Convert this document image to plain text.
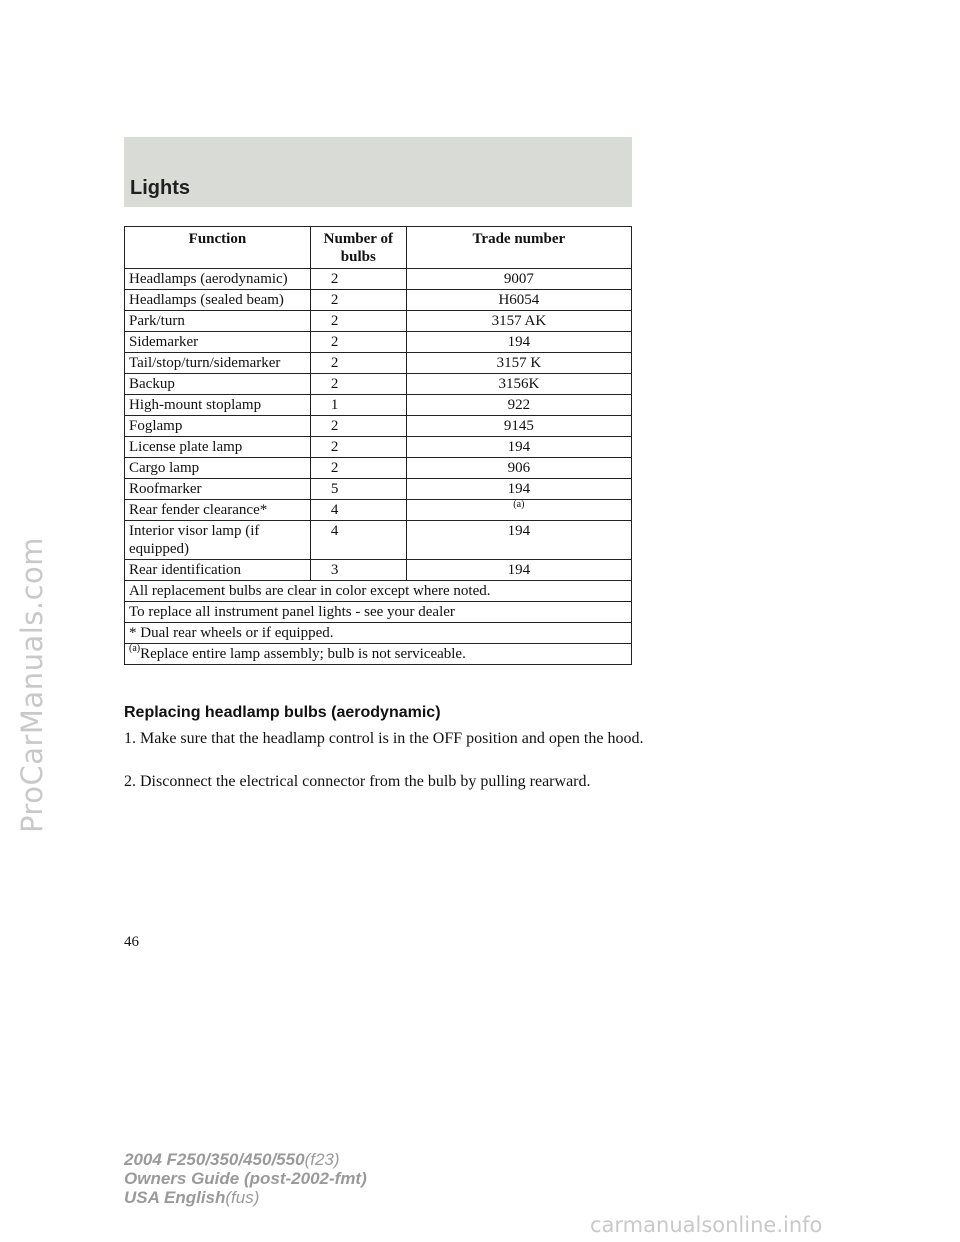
ProCarManuals.com
Lights
Function	Number of bulbs	Trade number
Headlamps (aerodynamic)	2	9007
Headlamps (sealed beam)	2	H6054
Park/turn	2	3157 AK
Sidemarker	2	194
Tail/stop/turn/sidemarker	2	3157 K
Backup	2	3156K
High-mount stoplamp	1	922
Foglamp	2	9145
License plate lamp	2	194
Cargo lamp	2	906
Roofmarker	5	194
Rear fender clearance*	4	$^{(a)}$
Interior visor lamp (if equipped)	4	194
Rear identification	3	194
All replacement bulbs are clear in color except where noted.		
To replace all instrument panel lights - see your dealer		
* Dual rear wheels or if equipped.		
$^{(a)}$Replace entire lamp assembly; bulb is not serviceable.		
Replacing headlamp bulbs (aerodynamic)
1. Make sure that the headlamp control is in the OFF position and open the hood.
2. Disconnect the electrical connector from the bulb by pulling rearward.
46
2004 F250/350/450/550(f23)
Owners Guide (post-2002-fmt)
USA English(fus)
carmanualsonline.info
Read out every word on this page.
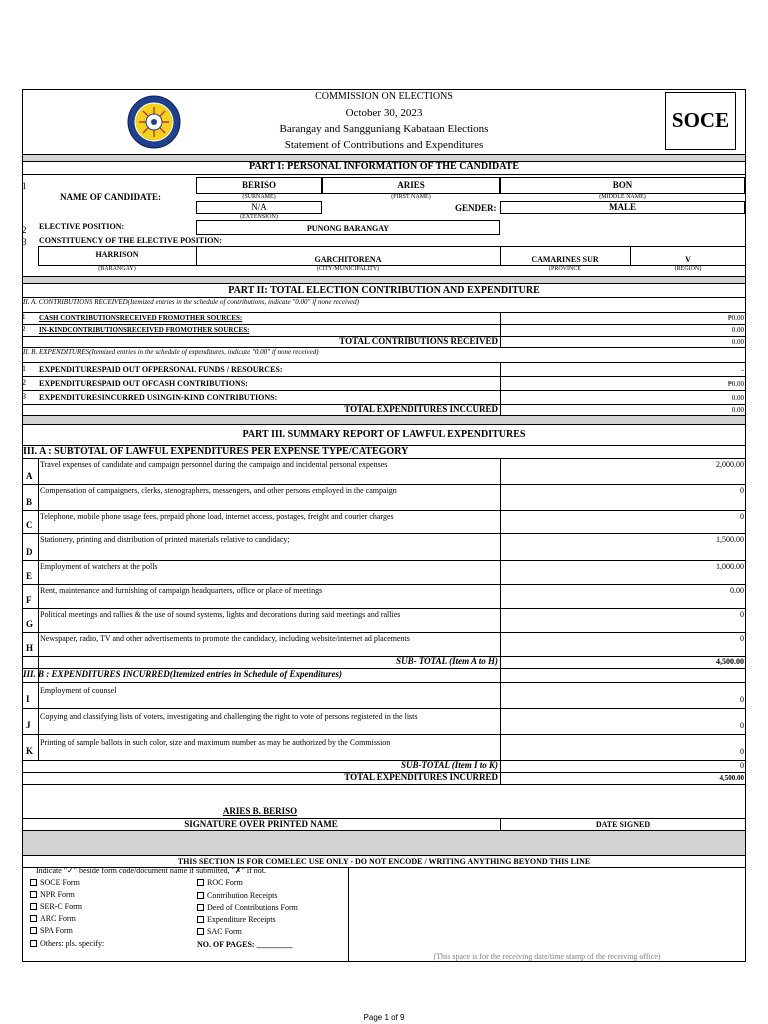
COMMISSION ON ELECTIONS
October 30, 2023
Barangay and Sangguniang Kabataan Elections
Statement of Contributions and Expenditures
SOCE
PART I: PERSONAL INFORMATION OF THE CANDIDATE
1
NAME OF CANDIDATE:
BERISO
(SURNAME)
ARIES
(FIRST NAME)
BON
(MIDDLE NAME)
N/A
(EXTENSION)
GENDER:	MALE
2 ELECTIVE POSITION:	PUNONG BARANGAY
3 CONSTITUENCY OF THE ELECTIVE POSITION:
HARRISON
GARCHITORENA	CAMARINES SUR	V
(BARANGAY)	(CITY/MUNICIPALITY)	(PROVINCE	(REGION)
PART II: TOTAL ELECTION CONTRIBUTION AND EXPENDITURE
II. A. CONTRIBUTIONS RECEIVED(Itemized entries in the schedule of contributions, indicate "0.00" if none received)
1 CASH CONTRIBUTIONSRECEIVED FROMOTHER SOURCES:	₱0.00
2 IN-KINDCONTRIBUTIONSRECEIVED FROMOTHER SOURCES:	0.00
TOTAL CONTRIBUTIONS RECEIVED	0.00
II. B. EXPENDITURES(Itemized entries in the schedule of expenditures, indicate "0.00" if none received)
1 EXPENDITURESPAID OUT OFPERSONAL FUNDS / RESOURCES:	-
2 EXPENDITURESPAID OUT OFCASH CONTRIBUTIONS:	₱0.00
3 EXPENDITURESINCURRED USINGIN-KIND CONTRIBUTIONS:	0.00
TOTAL EXPENDITURES INCCURED	0.00
PART III. SUMMARY REPORT OF LAWFUL EXPENDITURES
III. A : SUBTOTAL OF LAWFUL EXPENDITURES PER EXPENSE TYPE/CATEGORY
A
Travel expenses of candidate and campaign personnel during the campaign and incidental personal expenses	2,000.00
B
Compensation of campaigners, clerks, stenographers, messengers, and other persons employed in the campaign	0
C
Telephone, mobile phone usage fees, prepaid phone load, internet access, postages, freight and courier charges	0
D
Stationery, printing and distribution of printed materials relative to candidacy;	1,500.00
E
Employment of watchers at the polls	1,000.00
F
Rent, maintenance and furnishing of campaign headquarters, office or place of meetings	0.00
G
Political meetings and rallies & the use of sound systems, lights and decorations during said meetings and rallies	0
H
Newspaper, radio, TV and other advertisements to promote the candidacy, including website/internet ad placements	0
SUB- TOTAL (Item A to H)	4,500.00
III. B : EXPENDITURES INCURRED(Itemized entries in Schedule of Expenditures)
I
Employment of counsel
0
J
Copying and classifying lists of voters, investigating and challenging the right to vote of persons registered in the lists
0
K
Printing of sample ballots in such color, size and maximum number as may be authorized by the Commission
0
SUB-TOTAL (Item I to K)	0
TOTAL EXPENDITURES INCURRED	4,500.00
ARIES B. BERISO
SIGNATURE OVER PRINTED NAME	DATE SIGNED
THIS SECTION IS FOR COMELEC USE ONLY - DO NOT ENCODE / WRITING ANYTHING BEYOND THIS LINE
Indicate "✓" beside form code/document name if submitted, "✗" if not.
SOCE Form
NPR Form
SER-C Form
ARC Form
SPA Form
Others: pls. specify:
ROC Form
Contribution Receipts
Deed of Contributions Form
Expenditure Receipts
SAC Form
NO. OF PAGES: _________
(This space is for the receiving date/time stamp of the receiving office)
Page 1 of 9
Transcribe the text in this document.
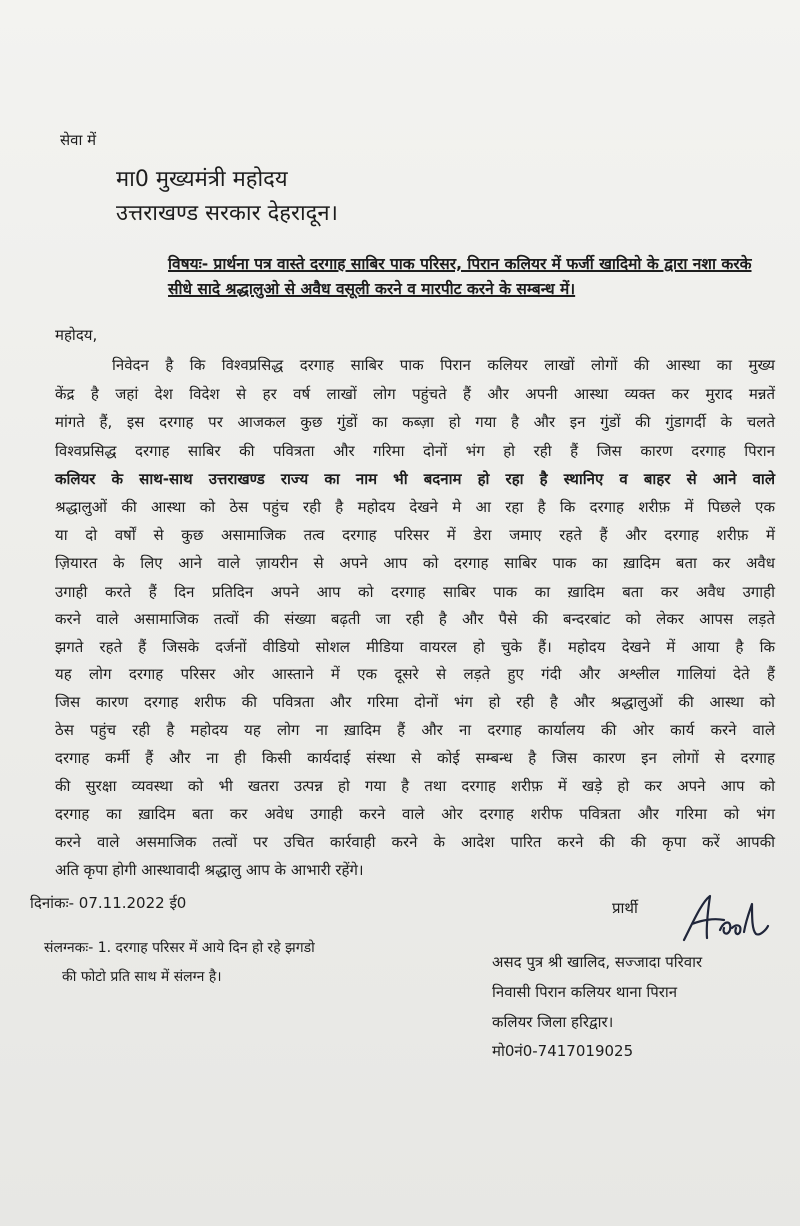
सेवा में
मा0 मुख्यमंत्री महोदय
उत्तराखण्ड सरकार देहरादून।
विषयः- प्रार्थना पत्र वास्ते दरगाह साबिर पाक परिसर, पिरान कलियर में फर्जी खादिमो के द्वारा नशा करके सीधे सादे श्रद्धालुओ से अवैध वसूली करने व मारपीट करने के सम्बन्ध में।
महोदय,
निवेदन है कि विश्वप्रसिद्ध दरगाह साबिर पाक पिरान कलियर लाखों लोगों की आस्था का मुख्य
केंद्र है जहां देश विदेश से हर वर्ष लाखों लोग पहुंचते हैं और अपनी आस्था व्यक्त कर मुराद मन्नतें
मांगते हैं, इस दरगाह पर आजकल कुछ गुंडों का कब्ज़ा हो गया है और इन गुंडों की गुंडागर्दी के चलते
विश्वप्रसिद्ध दरगाह साबिर की पवित्रता और गरिमा दोनों भंग हो रही हैं जिस कारण दरगाह पिरान
कलियर के साथ-साथ उत्तराखण्ड राज्य का नाम भी बदनाम हो रहा है स्थानिए व बाहर से आने वाले
श्रद्धालुओं की आस्था को ठेस पहुंच रही है महोदय देखने मे आ रहा है कि दरगाह शरीफ़ में पिछले एक
या दो वर्षों से कुछ असामाजिक तत्व दरगाह परिसर में डेरा जमाए रहते हैं और दरगाह शरीफ़ में
ज़ियारत के लिए आने वाले ज़ायरीन से अपने आप को दरगाह साबिर पाक का ख़ादिम बता कर अवैध
उगाही करते हैं दिन प्रतिदिन अपने आप को दरगाह साबिर पाक का ख़ादिम बता कर अवैध उगाही
करने वाले असामाजिक तत्वों की संख्या बढ़ती जा रही है और पैसे की बन्दरबांट को लेकर आपस लड़ते
झगते रहते हैं जिसके दर्जनों वीडियो सोशल मीडिया वायरल हो चुके हैं। महोदय देखने में आया है कि
यह लोग दरगाह परिसर ओर आस्ताने में एक दूसरे से लड़ते हुए गंदी और अश्लील गालियां देते हैं
जिस कारण दरगाह शरीफ की पवित्रता और गरिमा दोनों भंग हो रही है और श्रद्धालुओं की आस्था को
ठेस पहुंच रही है महोदय यह लोग ना ख़ादिम हैं और ना दरगाह कार्यालय की ओर कार्य करने वाले
दरगाह कर्मी हैं और ना ही किसी कार्यदाई संस्था से कोई सम्बन्ध है जिस कारण इन लोगों से दरगाह
की सुरक्षा व्यवस्था को भी खतरा उत्पन्न हो गया है तथा दरगाह शरीफ़ में खड़े हो कर अपने आप को
दरगाह का ख़ादिम बता कर अवेध उगाही करने वाले ओर दरगाह शरीफ पवित्रता और गरिमा को भंग
करने वाले असमाजिक तत्वों पर उचित कार्रवाही करने के आदेश पारित करने की की कृपा करें आपकी
अति कृपा होगी आस्थावादी श्रद्धालु आप के आभारी रहेंगे।
दिनांकः- 07.11.2022 ई0	प्रार्थी
संलग्नकः- 1. दरगाह परिसर में आये दिन हो रहे झगडो
की फोटो प्रति साथ में संलग्न है।
असद पुत्र श्री खालिद, सज्जादा परिवार
निवासी पिरान कलियर थाना पिरान
कलियर जिला हरिद्वार।
मो0नं0-7417019025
* * * * * * *
--- What is needed ---
Reproduce each record from above exactly; pictures do not belong in the copy.

--- Response for this exercise ---
Convert this document image to plain text.
ProCarManuals.com
Lights
Function	Number of bulbs	Trade number
Headlamps (aerodynamic)	2	9007
Headlamps (sealed beam)	2	H6054
Park/turn	2	3157 AK
Sidemarker	2	194
Tail/stop/turn/sidemarker	2	3157 K
Backup	2	3156K
High-mount stoplamp	1	922
Foglamp	2	9145
License plate lamp	2	194
Cargo lamp	2	906
Roofmarker	5	194
Rear fender clearance*	4	$^{(a)}$
Interior visor lamp (if equipped)	4	194
Rear identification	3	194
All replacement bulbs are clear in color except where noted.		
To replace all instrument panel lights - see your dealer		
* Dual rear wheels or if equipped.		
$^{(a)}$Replace entire lamp assembly; bulb is not serviceable.		
Replacing headlamp bulbs (aerodynamic)
1. Make sure that the headlamp control is in the OFF position and open the hood.
2. Disconnect the electrical connector from the bulb by pulling rearward.
46
2004 F250/350/450/550(f23)
Owners Guide (post-2002-fmt)
USA English(fus)
carmanualsonline.info
Read out every word on this page.
COMMISSION ON ELECTIONS
October 30, 2023
Barangay and Sangguniang Kabataan Elections
Statement of Contributions and Expenditures
SOCE
PART I: PERSONAL INFORMATION OF THE CANDIDATE
1
NAME OF CANDIDATE:
BERISO
(SURNAME)
ARIES
(FIRST NAME)
BON
(MIDDLE NAME)
N/A
(EXTENSION)
GENDER:	MALE
2 ELECTIVE POSITION:	PUNONG BARANGAY
3 CONSTITUENCY OF THE ELECTIVE POSITION:
HARRISON
GARCHITORENA	CAMARINES SUR	V
(BARANGAY)	(CITY/MUNICIPALITY)	(PROVINCE	(REGION)
PART II: TOTAL ELECTION CONTRIBUTION AND EXPENDITURE
II. A. CONTRIBUTIONS RECEIVED(Itemized entries in the schedule of contributions, indicate "0.00" if none received)
1 CASH CONTRIBUTIONSRECEIVED FROMOTHER SOURCES:	₱0.00
2 IN-KINDCONTRIBUTIONSRECEIVED FROMOTHER SOURCES:	0.00
TOTAL CONTRIBUTIONS RECEIVED	0.00
II. B. EXPENDITURES(Itemized entries in the schedule of expenditures, indicate "0.00" if none received)
1 EXPENDITURESPAID OUT OFPERSONAL FUNDS / RESOURCES:	-
2 EXPENDITURESPAID OUT OFCASH CONTRIBUTIONS:	₱0.00
3 EXPENDITURESINCURRED USINGIN-KIND CONTRIBUTIONS:	0.00
TOTAL EXPENDITURES INCCURED	0.00
PART III. SUMMARY REPORT OF LAWFUL EXPENDITURES
III. A : SUBTOTAL OF LAWFUL EXPENDITURES PER EXPENSE TYPE/CATEGORY
A
Travel expenses of candidate and campaign personnel during the campaign and incidental personal expenses	2,000.00
B
Compensation of campaigners, clerks, stenographers, messengers, and other persons employed in the campaign	0
C
Telephone, mobile phone usage fees, prepaid phone load, internet access, postages, freight and courier charges	0
D
Stationery, printing and distribution of printed materials relative to candidacy;	1,500.00
E
Employment of watchers at the polls	1,000.00
F
Rent, maintenance and furnishing of campaign headquarters, office or place of meetings	0.00
G
Political meetings and rallies & the use of sound systems, lights and decorations during said meetings and rallies	0
H
Newspaper, radio, TV and other advertisements to promote the candidacy, including website/internet ad placements	0
SUB- TOTAL (Item A to H)	4,500.00
III. B : EXPENDITURES INCURRED(Itemized entries in Schedule of Expenditures)
I
Employment of counsel
0
J
Copying and classifying lists of voters, investigating and challenging the right to vote of persons registered in the lists
0
K
Printing of sample ballots in such color, size and maximum number as may be authorized by the Commission
0
SUB-TOTAL (Item I to K)	0
TOTAL EXPENDITURES INCURRED	4,500.00
ARIES B. BERISO
SIGNATURE OVER PRINTED NAME	DATE SIGNED
THIS SECTION IS FOR COMELEC USE ONLY - DO NOT ENCODE / WRITING ANYTHING BEYOND THIS LINE
Indicate "✓" beside form code/document name if submitted, "✗" if not.
SOCE Form
NPR Form
SER-C Form
ARC Form
SPA Form
Others: pls. specify:
ROC Form
Contribution Receipts
Deed of Contributions Form
Expenditure Receipts
SAC Form
NO. OF PAGES: _________
(This space is for the receiving date/time stamp of the receiving office)
Page 1 of 9
Transcribe the text in this document.
सेवा में
मा0 मुख्यमंत्री महोदय
उत्तराखण्ड सरकार देहरादून।
विषयः- प्रार्थना पत्र वास्ते दरगाह साबिर पाक परिसर, पिरान कलियर में फर्जी खादिमो के द्वारा नशा करके सीधे सादे श्रद्धालुओ से अवैध वसूली करने व मारपीट करने के सम्बन्ध में।
महोदय,
निवेदन है कि विश्वप्रसिद्ध दरगाह साबिर पाक पिरान कलियर लाखों लोगों की आस्था का मुख्य
केंद्र है जहां देश विदेश से हर वर्ष लाखों लोग पहुंचते हैं और अपनी आस्था व्यक्त कर मुराद मन्नतें
मांगते हैं, इस दरगाह पर आजकल कुछ गुंडों का कब्ज़ा हो गया है और इन गुंडों की गुंडागर्दी के चलते
विश्वप्रसिद्ध दरगाह साबिर की पवित्रता और गरिमा दोनों भंग हो रही हैं जिस कारण दरगाह पिरान
कलियर के साथ-साथ उत्तराखण्ड राज्य का नाम भी बदनाम हो रहा है स्थानिए व बाहर से आने वाले
श्रद्धालुओं की आस्था को ठेस पहुंच रही है महोदय देखने मे आ रहा है कि दरगाह शरीफ़ में पिछले एक
या दो वर्षों से कुछ असामाजिक तत्व दरगाह परिसर में डेरा जमाए रहते हैं और दरगाह शरीफ़ में
ज़ियारत के लिए आने वाले ज़ायरीन से अपने आप को दरगाह साबिर पाक का ख़ादिम बता कर अवैध
उगाही करते हैं दिन प्रतिदिन अपने आप को दरगाह साबिर पाक का ख़ादिम बता कर अवैध उगाही
करने वाले असामाजिक तत्वों की संख्या बढ़ती जा रही है और पैसे की बन्दरबांट को लेकर आपस लड़ते
झगते रहते हैं जिसके दर्जनों वीडियो सोशल मीडिया वायरल हो चुके हैं। महोदय देखने में आया है कि
यह लोग दरगाह परिसर ओर आस्ताने में एक दूसरे से लड़ते हुए गंदी और अश्लील गालियां देते हैं
जिस कारण दरगाह शरीफ की पवित्रता और गरिमा दोनों भंग हो रही है और श्रद्धालुओं की आस्था को
ठेस पहुंच रही है महोदय यह लोग ना ख़ादिम हैं और ना दरगाह कार्यालय की ओर कार्य करने वाले
दरगाह कर्मी हैं और ना ही किसी कार्यदाई संस्था से कोई सम्बन्ध है जिस कारण इन लोगों से दरगाह
की सुरक्षा व्यवस्था को भी खतरा उत्पन्न हो गया है तथा दरगाह शरीफ़ में खड़े हो कर अपने आप को
दरगाह का ख़ादिम बता कर अवेध उगाही करने वाले ओर दरगाह शरीफ पवित्रता और गरिमा को भंग
करने वाले असमाजिक तत्वों पर उचित कार्रवाही करने के आदेश पारित करने की की कृपा करें आपकी
अति कृपा होगी आस्थावादी श्रद्धालु आप के आभारी रहेंगे।
दिनांकः- 07.11.2022 ई0	प्रार्थी
संलग्नकः- 1. दरगाह परिसर में आये दिन हो रहे झगडो
की फोटो प्रति साथ में संलग्न है।
असद पुत्र श्री खालिद, सज्जादा परिवार
निवासी पिरान कलियर थाना पिरान
कलियर जिला हरिद्वार।
मो0नं0-7417019025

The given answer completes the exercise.